Reproduce each line exactly, including spacing and punctuation.

** BEGIN Extracted material **

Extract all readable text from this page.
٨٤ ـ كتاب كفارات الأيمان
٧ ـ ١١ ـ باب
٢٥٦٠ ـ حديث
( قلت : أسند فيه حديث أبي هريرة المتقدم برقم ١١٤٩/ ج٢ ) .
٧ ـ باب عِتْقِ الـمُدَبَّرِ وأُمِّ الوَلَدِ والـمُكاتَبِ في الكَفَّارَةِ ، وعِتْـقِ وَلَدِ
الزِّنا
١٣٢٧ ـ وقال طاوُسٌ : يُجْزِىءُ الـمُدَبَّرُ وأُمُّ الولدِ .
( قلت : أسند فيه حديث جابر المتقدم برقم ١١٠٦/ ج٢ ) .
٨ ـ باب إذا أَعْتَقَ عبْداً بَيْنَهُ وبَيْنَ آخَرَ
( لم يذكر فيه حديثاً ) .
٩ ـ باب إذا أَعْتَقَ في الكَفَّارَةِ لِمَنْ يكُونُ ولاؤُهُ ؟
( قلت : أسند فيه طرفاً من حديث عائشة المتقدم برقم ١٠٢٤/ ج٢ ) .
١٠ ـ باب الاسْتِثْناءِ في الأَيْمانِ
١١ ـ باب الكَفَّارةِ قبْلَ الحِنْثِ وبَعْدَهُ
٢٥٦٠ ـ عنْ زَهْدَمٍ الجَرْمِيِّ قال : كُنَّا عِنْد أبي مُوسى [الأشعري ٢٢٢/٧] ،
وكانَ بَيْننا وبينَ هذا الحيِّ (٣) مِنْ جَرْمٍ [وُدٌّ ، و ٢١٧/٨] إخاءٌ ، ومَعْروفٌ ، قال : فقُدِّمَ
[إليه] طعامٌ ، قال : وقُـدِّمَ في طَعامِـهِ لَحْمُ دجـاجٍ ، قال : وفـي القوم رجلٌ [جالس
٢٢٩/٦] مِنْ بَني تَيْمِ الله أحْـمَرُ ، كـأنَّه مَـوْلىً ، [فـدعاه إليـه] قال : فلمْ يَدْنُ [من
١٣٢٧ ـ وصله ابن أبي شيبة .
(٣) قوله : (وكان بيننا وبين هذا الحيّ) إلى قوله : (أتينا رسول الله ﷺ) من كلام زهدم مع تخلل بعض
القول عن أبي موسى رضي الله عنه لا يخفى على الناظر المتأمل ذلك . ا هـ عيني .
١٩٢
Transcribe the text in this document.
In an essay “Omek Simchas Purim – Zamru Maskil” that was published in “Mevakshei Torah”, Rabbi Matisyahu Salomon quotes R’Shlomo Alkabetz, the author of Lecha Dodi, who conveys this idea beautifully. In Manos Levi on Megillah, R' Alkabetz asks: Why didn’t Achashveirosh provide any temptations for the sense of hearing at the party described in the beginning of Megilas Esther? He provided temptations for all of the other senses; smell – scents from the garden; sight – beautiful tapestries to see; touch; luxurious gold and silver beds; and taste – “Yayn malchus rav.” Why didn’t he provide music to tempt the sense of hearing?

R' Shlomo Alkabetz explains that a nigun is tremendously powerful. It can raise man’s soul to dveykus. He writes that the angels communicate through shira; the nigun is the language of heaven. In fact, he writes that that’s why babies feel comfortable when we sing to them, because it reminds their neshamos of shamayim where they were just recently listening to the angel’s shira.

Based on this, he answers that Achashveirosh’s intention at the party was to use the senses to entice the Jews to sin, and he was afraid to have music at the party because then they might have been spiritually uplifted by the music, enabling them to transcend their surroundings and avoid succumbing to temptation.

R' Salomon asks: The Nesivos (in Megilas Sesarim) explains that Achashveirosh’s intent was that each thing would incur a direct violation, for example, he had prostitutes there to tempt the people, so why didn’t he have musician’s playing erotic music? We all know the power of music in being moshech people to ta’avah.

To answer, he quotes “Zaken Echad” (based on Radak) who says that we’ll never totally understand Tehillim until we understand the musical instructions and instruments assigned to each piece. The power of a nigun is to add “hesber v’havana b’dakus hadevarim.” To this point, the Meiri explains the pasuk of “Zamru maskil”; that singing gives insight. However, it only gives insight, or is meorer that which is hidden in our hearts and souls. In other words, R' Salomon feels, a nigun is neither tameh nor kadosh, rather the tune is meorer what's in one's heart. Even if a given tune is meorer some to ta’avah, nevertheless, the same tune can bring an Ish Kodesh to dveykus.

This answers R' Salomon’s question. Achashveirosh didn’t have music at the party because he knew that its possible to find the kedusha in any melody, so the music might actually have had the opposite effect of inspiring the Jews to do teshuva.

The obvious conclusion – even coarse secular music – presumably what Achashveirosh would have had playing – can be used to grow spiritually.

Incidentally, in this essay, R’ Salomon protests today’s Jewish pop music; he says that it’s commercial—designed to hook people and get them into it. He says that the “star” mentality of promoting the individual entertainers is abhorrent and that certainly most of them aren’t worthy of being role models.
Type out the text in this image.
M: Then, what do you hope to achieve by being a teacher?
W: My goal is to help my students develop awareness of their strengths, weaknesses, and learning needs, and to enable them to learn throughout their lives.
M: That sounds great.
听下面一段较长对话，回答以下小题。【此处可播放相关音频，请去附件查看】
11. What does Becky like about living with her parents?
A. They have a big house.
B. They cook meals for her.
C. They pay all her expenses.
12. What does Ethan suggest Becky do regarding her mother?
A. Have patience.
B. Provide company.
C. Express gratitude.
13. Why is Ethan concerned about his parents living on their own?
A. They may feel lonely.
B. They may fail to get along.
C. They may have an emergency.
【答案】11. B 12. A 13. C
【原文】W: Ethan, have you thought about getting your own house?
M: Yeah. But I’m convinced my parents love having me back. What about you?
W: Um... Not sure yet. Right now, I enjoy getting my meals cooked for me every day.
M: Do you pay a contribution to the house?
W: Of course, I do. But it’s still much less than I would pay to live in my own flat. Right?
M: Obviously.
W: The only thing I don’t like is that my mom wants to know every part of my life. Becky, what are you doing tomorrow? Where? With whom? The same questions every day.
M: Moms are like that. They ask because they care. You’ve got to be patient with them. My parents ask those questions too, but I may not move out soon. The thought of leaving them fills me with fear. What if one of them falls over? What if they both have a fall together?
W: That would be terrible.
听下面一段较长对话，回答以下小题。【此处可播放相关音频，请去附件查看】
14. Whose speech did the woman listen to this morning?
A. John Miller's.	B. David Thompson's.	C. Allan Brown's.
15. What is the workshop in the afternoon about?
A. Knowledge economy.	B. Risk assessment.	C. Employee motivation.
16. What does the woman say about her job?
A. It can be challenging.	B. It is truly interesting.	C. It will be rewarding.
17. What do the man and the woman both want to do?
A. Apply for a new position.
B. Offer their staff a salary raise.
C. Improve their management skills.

** END Extracted material **

** Solved exercise **
Extract all readable text from this page.
٨٤ ـ كتاب كفارات الأيمان
٧ ـ ١١ ـ باب
٢٥٦٠ ـ حديث
( قلت : أسند فيه حديث أبي هريرة المتقدم برقم ١١٤٩/ ج٢ ) .
٧ ـ باب عِتْقِ الـمُدَبَّرِ وأُمِّ الوَلَدِ والـمُكاتَبِ في الكَفَّارَةِ ، وعِتْـقِ وَلَدِ
الزِّنا
١٣٢٧ ـ وقال طاوُسٌ : يُجْزِىءُ الـمُدَبَّرُ وأُمُّ الولدِ .
( قلت : أسند فيه حديث جابر المتقدم برقم ١١٠٦/ ج٢ ) .
٨ ـ باب إذا أَعْتَقَ عبْداً بَيْنَهُ وبَيْنَ آخَرَ
( لم يذكر فيه حديثاً ) .
٩ ـ باب إذا أَعْتَقَ في الكَفَّارَةِ لِمَنْ يكُونُ ولاؤُهُ ؟
( قلت : أسند فيه طرفاً من حديث عائشة المتقدم برقم ١٠٢٤/ ج٢ ) .
١٠ ـ باب الاسْتِثْناءِ في الأَيْمانِ
١١ ـ باب الكَفَّارةِ قبْلَ الحِنْثِ وبَعْدَهُ
٢٥٦٠ ـ عنْ زَهْدَمٍ الجَرْمِيِّ قال : كُنَّا عِنْد أبي مُوسى [الأشعري ٢٢٢/٧] ،
وكانَ بَيْننا وبينَ هذا الحيِّ (٣) مِنْ جَرْمٍ [وُدٌّ ، و ٢١٧/٨] إخاءٌ ، ومَعْروفٌ ، قال : فقُدِّمَ
[إليه] طعامٌ ، قال : وقُـدِّمَ في طَعامِـهِ لَحْمُ دجـاجٍ ، قال : وفـي القوم رجلٌ [جالس
٢٢٩/٦] مِنْ بَني تَيْمِ الله أحْـمَرُ ، كـأنَّه مَـوْلىً ، [فـدعاه إليـه] قال : فلمْ يَدْنُ [من
١٣٢٧ ـ وصله ابن أبي شيبة .
(٣) قوله : (وكان بيننا وبين هذا الحيّ) إلى قوله : (أتينا رسول الله ﷺ) من كلام زهدم مع تخلل بعض
القول عن أبي موسى رضي الله عنه لا يخفى على الناظر المتأمل ذلك . ا هـ عيني .
١٩٢
Transcribe the text in this document.
In an essay “Omek Simchas Purim – Zamru Maskil” that was published in “Mevakshei Torah”, Rabbi Matisyahu Salomon quotes R’Shlomo Alkabetz, the author of Lecha Dodi, who conveys this idea beautifully. In Manos Levi on Megillah, R' Alkabetz asks: Why didn’t Achashveirosh provide any temptations for the sense of hearing at the party described in the beginning of Megilas Esther? He provided temptations for all of the other senses; smell – scents from the garden; sight – beautiful tapestries to see; touch; luxurious gold and silver beds; and taste – “Yayn malchus rav.” Why didn’t he provide music to tempt the sense of hearing?

R' Shlomo Alkabetz explains that a nigun is tremendously powerful. It can raise man’s soul to dveykus. He writes that the angels communicate through shira; the nigun is the language of heaven. In fact, he writes that that’s why babies feel comfortable when we sing to them, because it reminds their neshamos of shamayim where they were just recently listening to the angel’s shira.

Based on this, he answers that Achashveirosh’s intention at the party was to use the senses to entice the Jews to sin, and he was afraid to have music at the party because then they might have been spiritually uplifted by the music, enabling them to transcend their surroundings and avoid succumbing to temptation.

R' Salomon asks: The Nesivos (in Megilas Sesarim) explains that Achashveirosh’s intent was that each thing would incur a direct violation, for example, he had prostitutes there to tempt the people, so why didn’t he have musician’s playing erotic music? We all know the power of music in being moshech people to ta’avah.

To answer, he quotes “Zaken Echad” (based on Radak) who says that we’ll never totally understand Tehillim until we understand the musical instructions and instruments assigned to each piece. The power of a nigun is to add “hesber v’havana b’dakus hadevarim.” To this point, the Meiri explains the pasuk of “Zamru maskil”; that singing gives insight. However, it only gives insight, or is meorer that which is hidden in our hearts and souls. In other words, R' Salomon feels, a nigun is neither tameh nor kadosh, rather the tune is meorer what's in one's heart. Even if a given tune is meorer some to ta’avah, nevertheless, the same tune can bring an Ish Kodesh to dveykus.

This answers R' Salomon’s question. Achashveirosh didn’t have music at the party because he knew that its possible to find the kedusha in any melody, so the music might actually have had the opposite effect of inspiring the Jews to do teshuva.

The obvious conclusion – even coarse secular music – presumably what Achashveirosh would have had playing – can be used to grow spiritually.

Incidentally, in this essay, R’ Salomon protests today’s Jewish pop music; he says that it’s commercial—designed to hook people and get them into it. He says that the “star” mentality of promoting the individual entertainers is abhorrent and that certainly most of them aren’t worthy of being role models.
Type out the text in this image.
M: Then, what do you hope to achieve by being a teacher?
W: My goal is to help my students develop awareness of their strengths, weaknesses, and learning needs, and to enable them to learn throughout their lives.
M: That sounds great.
听下面一段较长对话，回答以下小题。【此处可播放相关音频，请去附件查看】
11. What does Becky like about living with her parents?
A. They have a big house.
B. They cook meals for her.
C. They pay all her expenses.
12. What does Ethan suggest Becky do regarding her mother?
A. Have patience.
B. Provide company.
C. Express gratitude.
13. Why is Ethan concerned about his parents living on their own?
A. They may feel lonely.
B. They may fail to get along.
C. They may have an emergency.
【答案】11. B 12. A 13. C
【原文】W: Ethan, have you thought about getting your own house?
M: Yeah. But I’m convinced my parents love having me back. What about you?
W: Um... Not sure yet. Right now, I enjoy getting my meals cooked for me every day.
M: Do you pay a contribution to the house?
W: Of course, I do. But it’s still much less than I would pay to live in my own flat. Right?
M: Obviously.
W: The only thing I don’t like is that my mom wants to know every part of my life. Becky, what are you doing tomorrow? Where? With whom? The same questions every day.
M: Moms are like that. They ask because they care. You’ve got to be patient with them. My parents ask those questions too, but I may not move out soon. The thought of leaving them fills me with fear. What if one of them falls over? What if they both have a fall together?
W: That would be terrible.
听下面一段较长对话，回答以下小题。【此处可播放相关音频，请去附件查看】
14. Whose speech did the woman listen to this morning?
A. John Miller's.	B. David Thompson's.	C. Allan Brown's.
15. What is the workshop in the afternoon about?
A. Knowledge economy.	B. Risk assessment.	C. Employee motivation.
16. What does the woman say about her job?
A. It can be challenging.	B. It is truly interesting.	C. It will be rewarding.
17. What do the man and the woman both want to do?
A. Apply for a new position.
B. Offer their staff a salary raise.
C. Improve their management skills.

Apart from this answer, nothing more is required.